§ PASSAGE:
Mixl User Guide

Introduction

The mixl package presents a new approach to estimating complex choice models which is both many times faster than existing approaches, and simplier to use. The interface remains in R, while the loglikelihood function is compiled into to high performance C++ code in the background. Users need no knowledge of C++, and can specify thier utility functions and random variables as they would on paper. Where the appropriate parallel computing resources are available (on linux machines), the loglikelihood estimation can be easily sped up by simply specifying the number of cores available.

##Installation Under the hood, the mixl package compiles a loglikelihood function based on your model specification. This requires a c++ compiler. Somewhat complicatedly, the correct compiler (for C++ with openMP support) is only available by defauly on linux machines. On windows and OSX machines, mixl will installed successfully, but attempts to specify a model will fail unless the following steps are taken.

Windows

On windows machines, the easiest way is to install Rtools, an official extension for R. As of writing, the Version 4.0 the most recent. It is available here: https://cran.r-project.org/bin/windows/Rtools/. Download and run the installer. The default location (C:/Rtools) is fine.

OSX (Mac)

On Mac, things are a little more complicated. OSX has a compiler pre-installed. However, the compiler (clang) doesn’t come with openMP enabled. Hence, the specify_model function will fail. The easist way to install a suitable compiler is as follows. Note, these commands require using the Terminal (command line). This can be accessed from the search functionality in OSX, or directly in R Studio itself. The following code assumes that you don’t have a Makevars for your R environment set up already.

  • Install homebrew
  • In the terminal, run the following commands
brew install gcc@9 
mkdir -p ~/.R
curl -L -o ~/.R/Makevars https://git.io/JtbVr

Motivation

The development of this package was motivated by the need at the Institute for Transport Planning and Systems (IVT) at ETH Zürich to estimate complicated mixed multinomial logit models of time use and travel behaviour. Other approaches, such as biogeme and other R implementations were found to be very memory intensive when a large number of random draws were needed.

Additionally, we found that the learning curve for some implementations was very steep, and changes to model specifications involved understanding of the underlying code base, on top of random utility and choice modeling fundamentals.

In R, until now there has been two approaches for specifying utility functions. The first, popularised by the mlogit package uses the R formula notation to allow succint yet expressive definition of a utility function. This approach falls short however, when the user wants to specify multiple utility functions, which is standard practice for more complicated models. This approach also doesn’t handle complicated mixed models well. The alternative involves specifying the utility functions as operations on datatable columns, which is much more flexible, but inefficient to run, and error prone to write.

Stored items
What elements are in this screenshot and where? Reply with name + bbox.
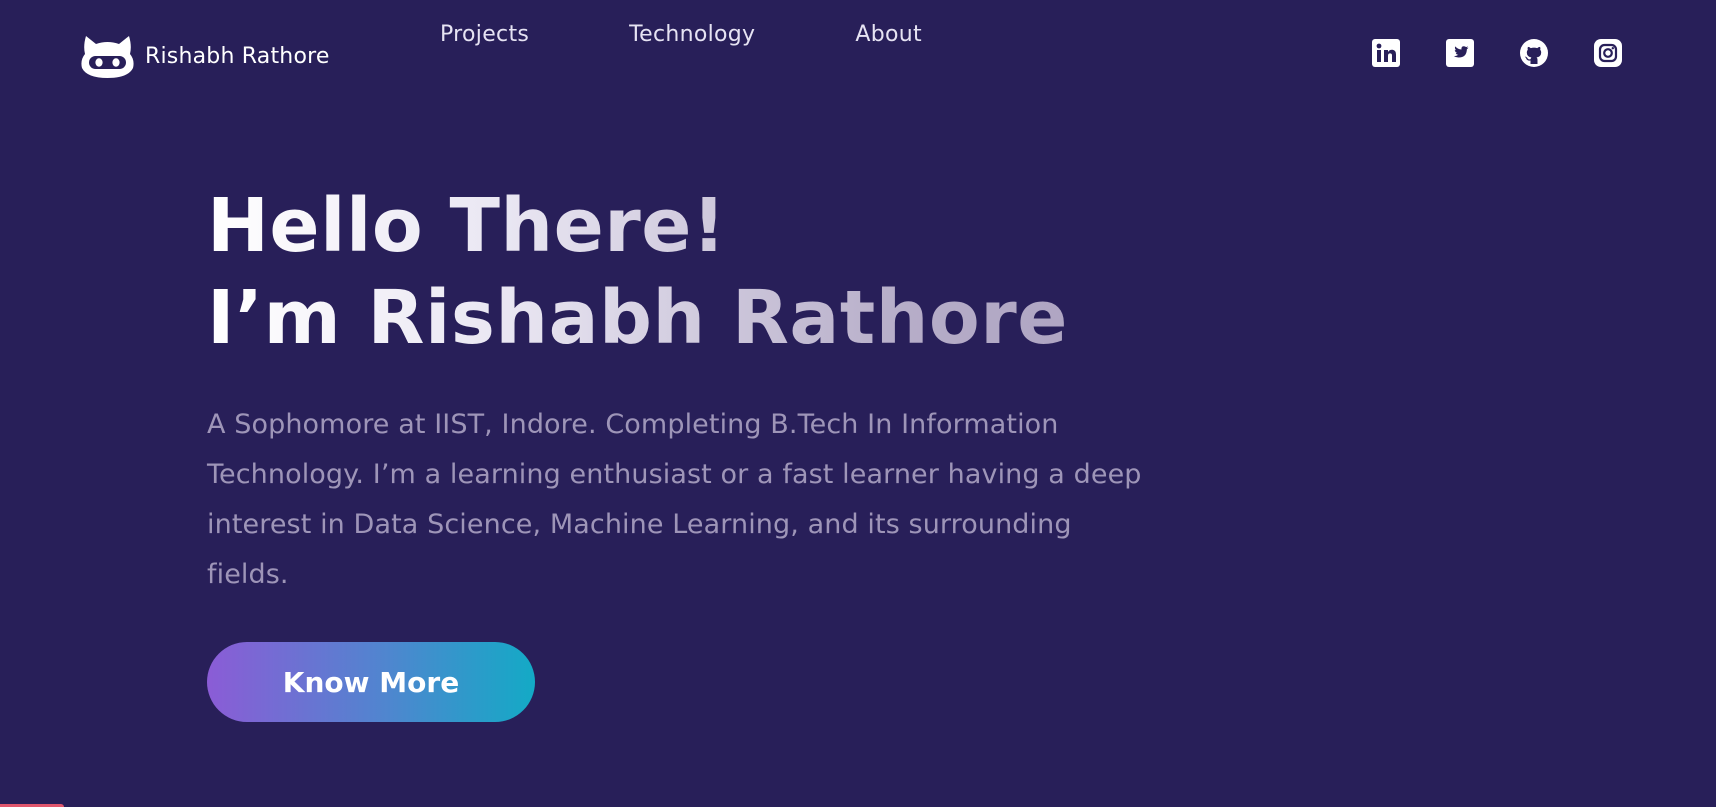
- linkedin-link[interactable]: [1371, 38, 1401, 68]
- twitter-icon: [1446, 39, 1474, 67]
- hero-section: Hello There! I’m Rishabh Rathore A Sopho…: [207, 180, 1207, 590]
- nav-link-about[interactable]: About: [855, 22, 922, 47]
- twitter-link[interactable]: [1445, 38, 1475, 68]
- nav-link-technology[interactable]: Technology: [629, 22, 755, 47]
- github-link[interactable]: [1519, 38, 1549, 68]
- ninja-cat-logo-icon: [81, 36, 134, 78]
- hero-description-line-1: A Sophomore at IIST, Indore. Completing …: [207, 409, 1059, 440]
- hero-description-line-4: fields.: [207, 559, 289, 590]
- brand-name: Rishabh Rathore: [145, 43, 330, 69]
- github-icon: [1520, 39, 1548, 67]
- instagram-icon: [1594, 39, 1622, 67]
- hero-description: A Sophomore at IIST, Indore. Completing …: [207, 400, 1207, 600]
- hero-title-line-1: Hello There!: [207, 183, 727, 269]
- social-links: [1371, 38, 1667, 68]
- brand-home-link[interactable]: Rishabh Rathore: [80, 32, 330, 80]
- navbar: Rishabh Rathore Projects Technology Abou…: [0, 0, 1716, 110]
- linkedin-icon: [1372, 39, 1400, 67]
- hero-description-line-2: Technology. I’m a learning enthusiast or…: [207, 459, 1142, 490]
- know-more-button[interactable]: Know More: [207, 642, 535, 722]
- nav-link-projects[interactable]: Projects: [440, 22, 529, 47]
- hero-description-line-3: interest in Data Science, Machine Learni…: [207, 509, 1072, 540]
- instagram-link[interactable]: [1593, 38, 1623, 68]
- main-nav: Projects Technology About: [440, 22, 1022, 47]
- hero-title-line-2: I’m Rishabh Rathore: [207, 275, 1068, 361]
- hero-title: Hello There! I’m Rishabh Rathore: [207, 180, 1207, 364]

§ TASKS AND EXERCISES:
**1)** According to the mixl user guide, why does the specify_model function fail on a Mac unless extra steps are taken?
**2)** In the mixl user guide, which institute's needs motivated the development of the package?
**3)** Continue the mixl user guide from its final sentence.

§ ANSWERS IN ORDER:
**1)** Mixl compiles the loglikelihood function and needs a C++ compiler with openMP support. OSX's pre-installed compiler, clang, doesn't come with openMP enabled, so specify_model fails until a suitable compiler is installed.

**2)** The Institute for Transport Planning and Systems (IVT) at ETH Zürich.

**3)**
From a technical perspective, the utility functions can be seen as the ‘inner loop’ of the Maximum likelihood Estimation (mle) operation. If there are p parameters, then for every iteration of the mle the utility functions are calculated at least 2p+1 times. It follows that any attempt at high performance mnl estimation should focus here.

This is where approaches in R fall short. The speedups possible by coding inner loops using C++ with the Rcpp package are already well widely documented, however, every change to the utility function would require changes to code in C++, not something your trained choice modeller should be spending thier time on.

Aim

Hence, we invisaged a package where one could write utility functions as they would on paper, which could be parsed into C++ and complied ‘behind the scenes’ into a high performant loglikelihood function accessible from R.

The second goal was to optimise the memory consumption. The straightforward approach is to merge the dataset with the random draw dataset, duplicating every data row by the number of requested random draws. However, this leads to an polynomial increase in the memory required. And is particular inefficient for large panel datasets. However, if the data and random draw datasets are kept separate, then the memory usage is only linear in the number of draws.

As such, this package, called mixl, allows for advanced choice modelling through an intuitive interface. The number of random draws is no longer limited by the computer memory available. Indeed, we have been able to estimate models with dozens of parameters and 10,000 random draws. Importantly, this performance does not require advanced programming skills from the modeller. models can be speficied as they would be on paper. The code is also parallelised, see section ________ for more details.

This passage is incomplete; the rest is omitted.